Objective
Quote the records beneath, complete and exact. Leave out images.

>>

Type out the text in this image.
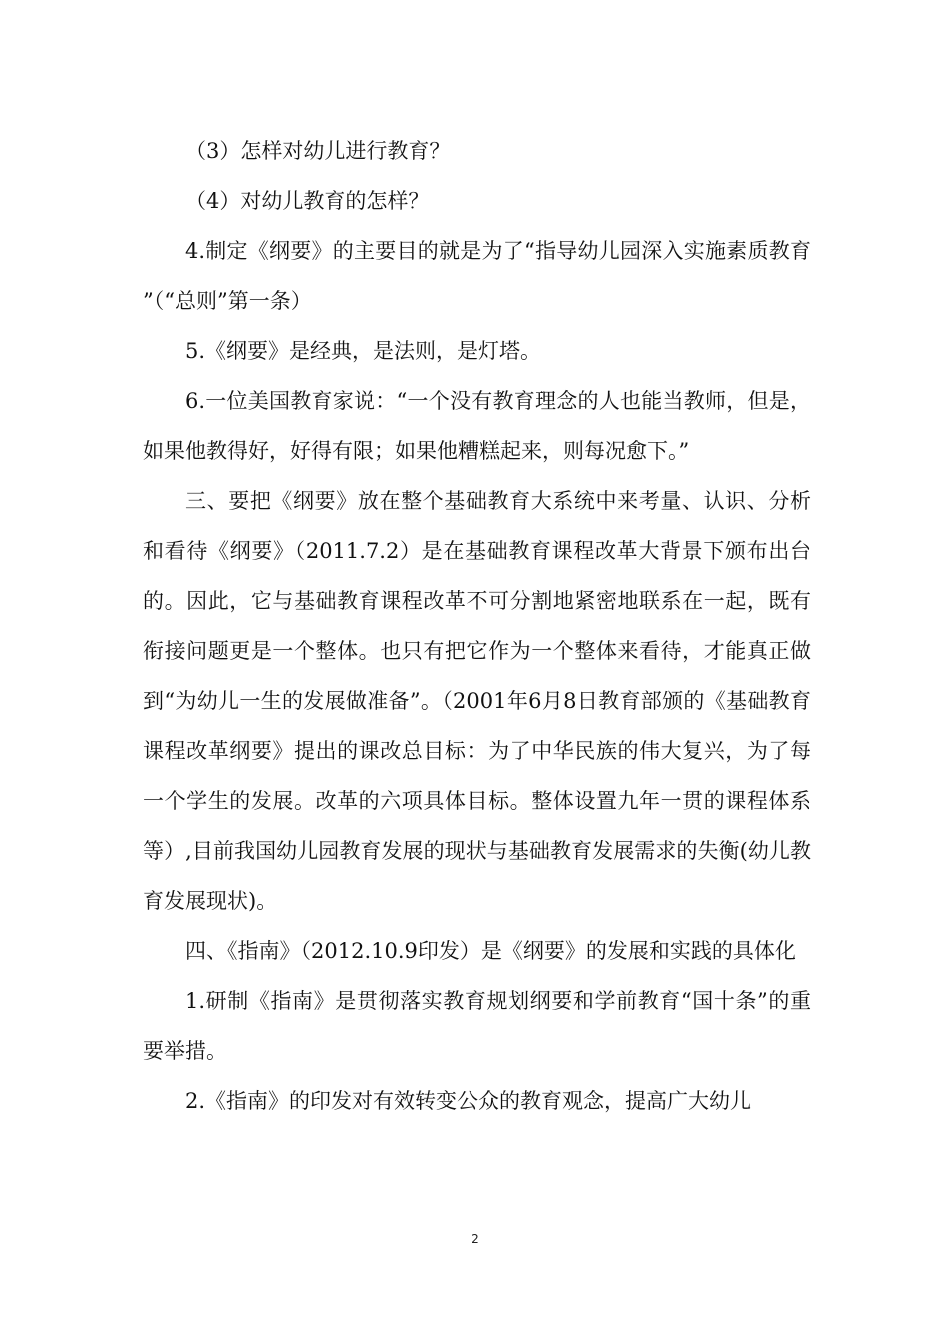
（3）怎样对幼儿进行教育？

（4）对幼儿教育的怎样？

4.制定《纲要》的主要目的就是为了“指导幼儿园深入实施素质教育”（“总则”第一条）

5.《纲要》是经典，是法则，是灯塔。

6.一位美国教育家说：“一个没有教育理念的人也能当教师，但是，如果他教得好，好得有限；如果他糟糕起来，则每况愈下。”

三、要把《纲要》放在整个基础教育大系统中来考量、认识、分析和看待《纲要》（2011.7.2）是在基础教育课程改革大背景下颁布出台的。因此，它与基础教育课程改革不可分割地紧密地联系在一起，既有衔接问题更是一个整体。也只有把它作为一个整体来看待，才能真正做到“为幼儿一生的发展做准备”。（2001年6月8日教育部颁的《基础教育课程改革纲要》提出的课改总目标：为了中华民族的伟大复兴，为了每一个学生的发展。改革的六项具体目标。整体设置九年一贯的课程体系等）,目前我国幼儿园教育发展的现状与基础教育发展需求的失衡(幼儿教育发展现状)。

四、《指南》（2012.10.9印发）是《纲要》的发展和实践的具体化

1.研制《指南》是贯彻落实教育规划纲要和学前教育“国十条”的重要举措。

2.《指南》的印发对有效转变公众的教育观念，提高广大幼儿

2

<<

Full solution
Type out the text in this image.
（3）怎样对幼儿进行教育？

（4）对幼儿教育的怎样？

4.制定《纲要》的主要目的就是为了“指导幼儿园深入实施素质教育”（“总则”第一条）

5.《纲要》是经典，是法则，是灯塔。

6.一位美国教育家说：“一个没有教育理念的人也能当教师，但是，如果他教得好，好得有限；如果他糟糕起来，则每况愈下。”

三、要把《纲要》放在整个基础教育大系统中来考量、认识、分析和看待《纲要》（2011.7.2）是在基础教育课程改革大背景下颁布出台的。因此，它与基础教育课程改革不可分割地紧密地联系在一起，既有衔接问题更是一个整体。也只有把它作为一个整体来看待，才能真正做到“为幼儿一生的发展做准备”。（2001年6月8日教育部颁的《基础教育课程改革纲要》提出的课改总目标：为了中华民族的伟大复兴，为了每一个学生的发展。改革的六项具体目标。整体设置九年一贯的课程体系等）,目前我国幼儿园教育发展的现状与基础教育发展需求的失衡(幼儿教育发展现状)。

四、《指南》（2012.10.9印发）是《纲要》的发展和实践的具体化

1.研制《指南》是贯彻落实教育规划纲要和学前教育“国十条”的重要举措。

2.《指南》的印发对有效转变公众的教育观念，提高广大幼儿

2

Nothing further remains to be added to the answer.